• Task: Make an exact copy of the entries below with the pictures removed.
____________
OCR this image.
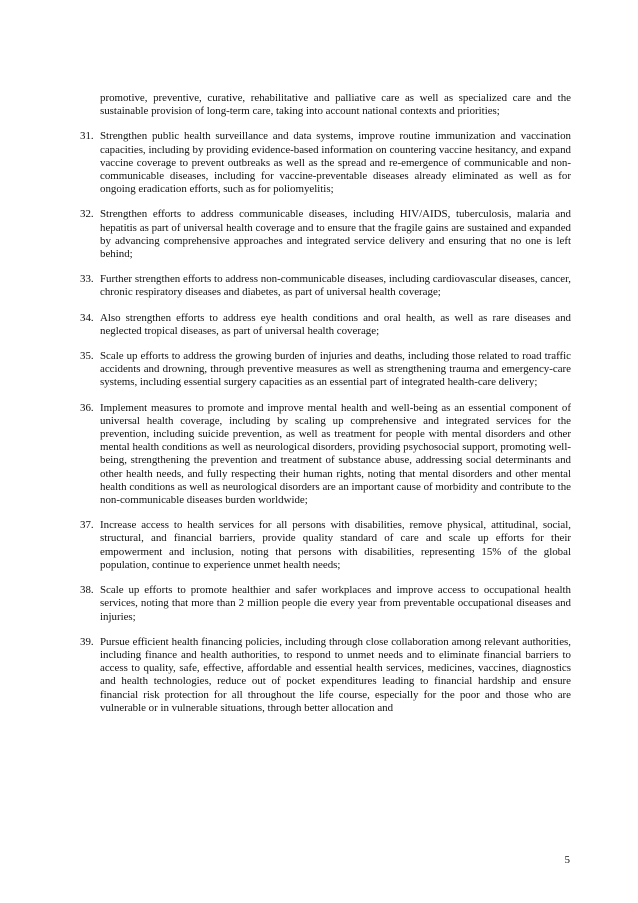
promotive, preventive, curative, rehabilitative and palliative care as well as specialized care and the sustainable provision of long-term care, taking into account national contexts and priorities;

31. Strengthen public health surveillance and data systems, improve routine immunization and vaccination capacities, including by providing evidence-based information on countering vaccine hesitancy, and expand vaccine coverage to prevent outbreaks as well as the spread and re-emergence of communicable and non-communicable diseases, including for vaccine-preventable diseases already eliminated as well as for ongoing eradication efforts, such as for poliomyelitis;
32. Strengthen efforts to address communicable diseases, including HIV/AIDS, tuberculosis, malaria and hepatitis as part of universal health coverage and to ensure that the fragile gains are sustained and expanded by advancing comprehensive approaches and integrated service delivery and ensuring that no one is left behind;
33. Further strengthen efforts to address non-communicable diseases, including cardiovascular diseases, cancer, chronic respiratory diseases and diabetes, as part of universal health coverage;
34. Also strengthen efforts to address eye health conditions and oral health, as well as rare diseases and neglected tropical diseases, as part of universal health coverage;
35. Scale up efforts to address the growing burden of injuries and deaths, including those related to road traffic accidents and drowning, through preventive measures as well as strengthening trauma and emergency-care systems, including essential surgery capacities as an essential part of integrated health-care delivery;
36. Implement measures to promote and improve mental health and well-being as an essential component of universal health coverage, including by scaling up comprehensive and integrated services for the prevention, including suicide prevention, as well as treatment for people with mental disorders and other mental health conditions as well as neurological disorders, providing psychosocial support, promoting well-being, strengthening the prevention and treatment of substance abuse, addressing social determinants and other health needs, and fully respecting their human rights, noting that mental disorders and other mental health conditions as well as neurological disorders are an important cause of morbidity and contribute to the non-communicable diseases burden worldwide;
37. Increase access to health services for all persons with disabilities, remove physical, attitudinal, social, structural, and financial barriers, provide quality standard of care and scale up efforts for their empowerment and inclusion, noting that persons with disabilities, representing 15% of the global population, continue to experience unmet health needs;
38. Scale up efforts to promote healthier and safer workplaces and improve access to occupational health services, noting that more than 2 million people die every year from preventable occupational diseases and injuries;
39. Pursue efficient health financing policies, including through close collaboration among relevant authorities, including finance and health authorities, to respond to unmet needs and to eliminate financial barriers to access to quality, safe, effective, affordable and essential health services, medicines, vaccines, diagnostics and health technologies, reduce out of pocket expenditures leading to financial hardship and ensure financial risk protection for all throughout the life course, especially for the poor and those who are vulnerable or in vulnerable situations, through better allocation and
5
____________
• Expected answer:
OCR this image.
promotive, preventive, curative, rehabilitative and palliative care as well as specialized care and the sustainable provision of long-term care, taking into account national contexts and priorities;

31. Strengthen public health surveillance and data systems, improve routine immunization and vaccination capacities, including by providing evidence-based information on countering vaccine hesitancy, and expand vaccine coverage to prevent outbreaks as well as the spread and re-emergence of communicable and non-communicable diseases, including for vaccine-preventable diseases already eliminated as well as for ongoing eradication efforts, such as for poliomyelitis;
32. Strengthen efforts to address communicable diseases, including HIV/AIDS, tuberculosis, malaria and hepatitis as part of universal health coverage and to ensure that the fragile gains are sustained and expanded by advancing comprehensive approaches and integrated service delivery and ensuring that no one is left behind;
33. Further strengthen efforts to address non-communicable diseases, including cardiovascular diseases, cancer, chronic respiratory diseases and diabetes, as part of universal health coverage;
34. Also strengthen efforts to address eye health conditions and oral health, as well as rare diseases and neglected tropical diseases, as part of universal health coverage;
35. Scale up efforts to address the growing burden of injuries and deaths, including those related to road traffic accidents and drowning, through preventive measures as well as strengthening trauma and emergency-care systems, including essential surgery capacities as an essential part of integrated health-care delivery;
36. Implement measures to promote and improve mental health and well-being as an essential component of universal health coverage, including by scaling up comprehensive and integrated services for the prevention, including suicide prevention, as well as treatment for people with mental disorders and other mental health conditions as well as neurological disorders, providing psychosocial support, promoting well-being, strengthening the prevention and treatment of substance abuse, addressing social determinants and other health needs, and fully respecting their human rights, noting that mental disorders and other mental health conditions as well as neurological disorders are an important cause of morbidity and contribute to the non-communicable diseases burden worldwide;
37. Increase access to health services for all persons with disabilities, remove physical, attitudinal, social, structural, and financial barriers, provide quality standard of care and scale up efforts for their empowerment and inclusion, noting that persons with disabilities, representing 15% of the global population, continue to experience unmet health needs;
38. Scale up efforts to promote healthier and safer workplaces and improve access to occupational health services, noting that more than 2 million people die every year from preventable occupational diseases and injuries;
39. Pursue efficient health financing policies, including through close collaboration among relevant authorities, including finance and health authorities, to respond to unmet needs and to eliminate financial barriers to access to quality, safe, effective, affordable and essential health services, medicines, vaccines, diagnostics and health technologies, reduce out of pocket expenditures leading to financial hardship and ensure financial risk protection for all throughout the life course, especially for the poor and those who are vulnerable or in vulnerable situations, through better allocation and
5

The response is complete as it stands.